» Your objective
Write out the data below exactly as given, without any of its pictures.

» Source material
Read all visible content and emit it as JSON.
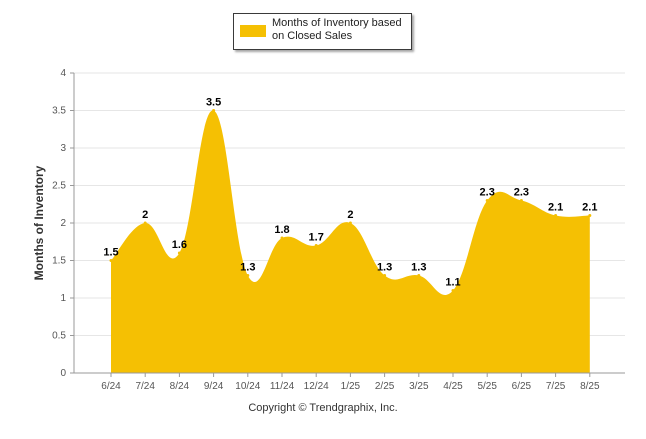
{
  "chart_data": {
    "type": "area",
    "categories": [
      "6/24",
      "7/24",
      "8/24",
      "9/24",
      "10/24",
      "11/24",
      "12/24",
      "1/25",
      "2/25",
      "3/25",
      "4/25",
      "5/25",
      "6/25",
      "7/25",
      "8/25"
    ],
    "series": [
      {
        "name": "Months of Inventory based on Closed Sales",
        "values": [
          1.5,
          2,
          1.6,
          3.5,
          1.3,
          1.8,
          1.7,
          2,
          1.3,
          1.3,
          1.1,
          2.3,
          2.3,
          2.1,
          2.1
        ]
      }
    ],
    "data_labels": [
      "1.5",
      "2",
      "1.6",
      "3.5",
      "1.3",
      "1.8",
      "1.7",
      "2",
      "1.3",
      "1.3",
      "1.1",
      "2.3",
      "2.3",
      "2.1",
      "2.1"
    ],
    "ylabel": "Months of Inventory",
    "xlabel": "",
    "ylim": [
      0,
      4
    ],
    "yticks": [
      "0",
      "0.5",
      "1",
      "1.5",
      "2",
      "2.5",
      "3",
      "3.5",
      "4"
    ],
    "grid": true,
    "legend_position": "top-center",
    "colors": {
      "area": "#F5C003",
      "grid": "#E6E6E6",
      "axis": "#999999"
    }
  },
  "legend": {
    "label": "Months of Inventory based on Closed Sales"
  },
  "footer": {
    "copyright": "Copyright © Trendgraphix, Inc."
  }
}
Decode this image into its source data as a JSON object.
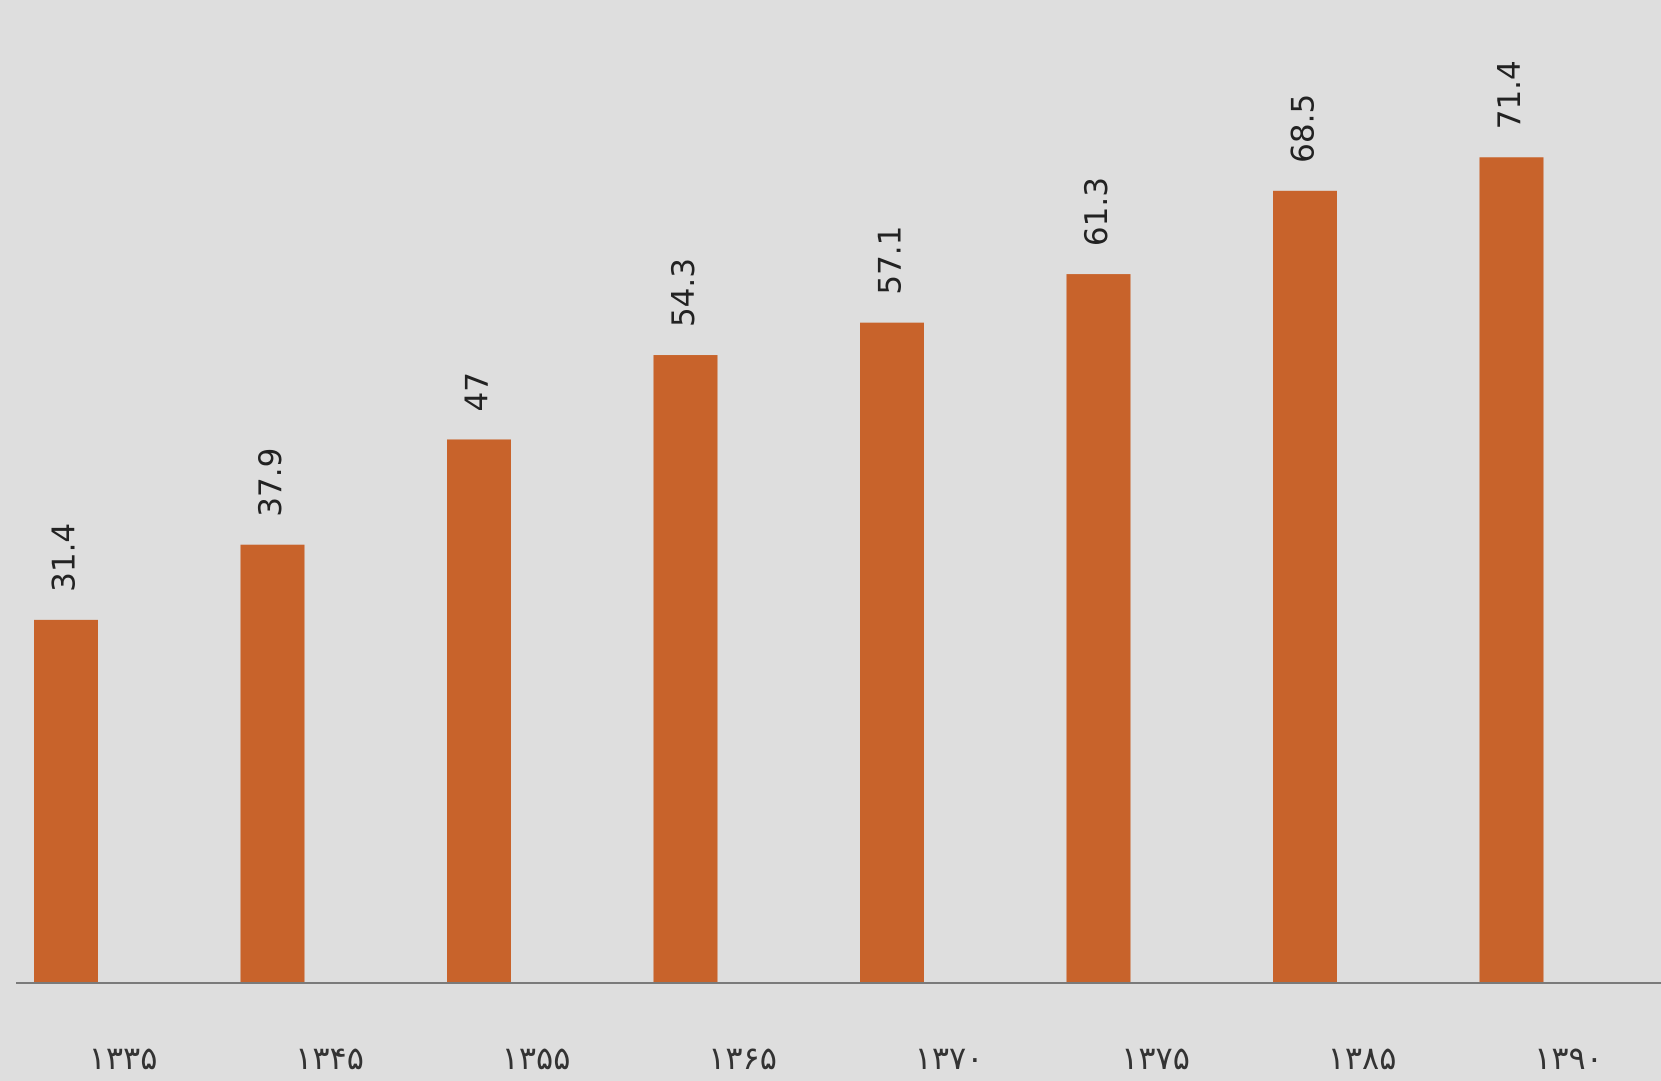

» Response
Read all visible content and emit it as JSON.
{
  "chart_data": {
    "type": "area",
    "categories": [
      "6/24",
      "7/24",
      "8/24",
      "9/24",
      "10/24",
      "11/24",
      "12/24",
      "1/25",
      "2/25",
      "3/25",
      "4/25",
      "5/25",
      "6/25",
      "7/25",
      "8/25"
    ],
    "series": [
      {
        "name": "Months of Inventory based on Closed Sales",
        "values": [
          1.5,
          2,
          1.6,
          3.5,
          1.3,
          1.8,
          1.7,
          2,
          1.3,
          1.3,
          1.1,
          2.3,
          2.3,
          2.1,
          2.1
        ]
      }
    ],
    "data_labels": [
      "1.5",
      "2",
      "1.6",
      "3.5",
      "1.3",
      "1.8",
      "1.7",
      "2",
      "1.3",
      "1.3",
      "1.1",
      "2.3",
      "2.3",
      "2.1",
      "2.1"
    ],
    "ylabel": "Months of Inventory",
    "xlabel": "",
    "ylim": [
      0,
      4
    ],
    "yticks": [
      "0",
      "0.5",
      "1",
      "1.5",
      "2",
      "2.5",
      "3",
      "3.5",
      "4"
    ],
    "grid": true,
    "legend_position": "top-center",
    "colors": {
      "area": "#F5C003",
      "grid": "#E6E6E6",
      "axis": "#999999"
    }
  },
  "legend": {
    "label": "Months of Inventory based on Closed Sales"
  },
  "footer": {
    "copyright": "Copyright © Trendgraphix, Inc."
  }
}
Decode this image into its source data as a JSON object.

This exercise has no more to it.